[START RECORDED INFORMATION]
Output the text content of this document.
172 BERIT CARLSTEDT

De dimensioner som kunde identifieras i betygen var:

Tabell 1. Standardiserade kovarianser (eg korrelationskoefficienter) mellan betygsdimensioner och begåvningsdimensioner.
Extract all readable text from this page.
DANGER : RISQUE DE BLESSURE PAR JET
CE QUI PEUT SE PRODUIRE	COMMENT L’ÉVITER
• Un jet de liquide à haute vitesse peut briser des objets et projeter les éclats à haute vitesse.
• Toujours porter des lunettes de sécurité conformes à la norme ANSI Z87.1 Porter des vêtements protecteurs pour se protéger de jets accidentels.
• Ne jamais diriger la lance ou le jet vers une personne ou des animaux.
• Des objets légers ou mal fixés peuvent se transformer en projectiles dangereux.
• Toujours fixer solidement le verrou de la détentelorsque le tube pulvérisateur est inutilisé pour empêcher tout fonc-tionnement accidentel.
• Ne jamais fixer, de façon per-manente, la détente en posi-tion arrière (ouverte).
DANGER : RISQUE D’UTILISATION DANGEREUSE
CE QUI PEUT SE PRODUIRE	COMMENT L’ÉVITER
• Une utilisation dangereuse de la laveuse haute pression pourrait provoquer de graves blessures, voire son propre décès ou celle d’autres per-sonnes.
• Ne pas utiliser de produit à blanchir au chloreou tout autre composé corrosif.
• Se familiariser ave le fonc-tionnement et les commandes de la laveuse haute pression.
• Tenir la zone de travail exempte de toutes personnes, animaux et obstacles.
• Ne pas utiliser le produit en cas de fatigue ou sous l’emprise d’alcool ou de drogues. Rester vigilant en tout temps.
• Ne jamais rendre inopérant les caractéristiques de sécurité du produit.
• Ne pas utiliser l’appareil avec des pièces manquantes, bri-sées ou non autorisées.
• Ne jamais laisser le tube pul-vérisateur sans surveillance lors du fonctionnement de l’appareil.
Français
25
[END RECORDED INFORMATION]
* WHAT YOU NEED TO DO
Copy the records above exactly as they appear.

* RESPONSE
Output the text content of this document.
172 BERIT CARLSTEDT

De dimensioner som kunde identifieras i betygen var:

Tabell 1. Standardiserade kovarianser (eg korrelationskoefficienter) mellan betygsdimensioner och begåvningsdimensioner.
Extract all readable text from this page.
DANGER : RISQUE DE BLESSURE PAR JET
CE QUI PEUT SE PRODUIRE	COMMENT L’ÉVITER
• Un jet de liquide à haute vitesse peut briser des objets et projeter les éclats à haute vitesse.
• Toujours porter des lunettes de sécurité conformes à la norme ANSI Z87.1 Porter des vêtements protecteurs pour se protéger de jets accidentels.
• Ne jamais diriger la lance ou le jet vers une personne ou des animaux.
• Des objets légers ou mal fixés peuvent se transformer en projectiles dangereux.
• Toujours fixer solidement le verrou de la détentelorsque le tube pulvérisateur est inutilisé pour empêcher tout fonc-tionnement accidentel.
• Ne jamais fixer, de façon per-manente, la détente en posi-tion arrière (ouverte).
DANGER : RISQUE D’UTILISATION DANGEREUSE
CE QUI PEUT SE PRODUIRE	COMMENT L’ÉVITER
• Une utilisation dangereuse de la laveuse haute pression pourrait provoquer de graves blessures, voire son propre décès ou celle d’autres per-sonnes.
• Ne pas utiliser de produit à blanchir au chloreou tout autre composé corrosif.
• Se familiariser ave le fonc-tionnement et les commandes de la laveuse haute pression.
• Tenir la zone de travail exempte de toutes personnes, animaux et obstacles.
• Ne pas utiliser le produit en cas de fatigue ou sous l’emprise d’alcool ou de drogues. Rester vigilant en tout temps.
• Ne jamais rendre inopérant les caractéristiques de sécurité du produit.
• Ne pas utiliser l’appareil avec des pièces manquantes, bri-sées ou non autorisées.
• Ne jamais laisser le tube pul-vérisateur sans surveillance lors du fonctionnement de l’appareil.
Français
25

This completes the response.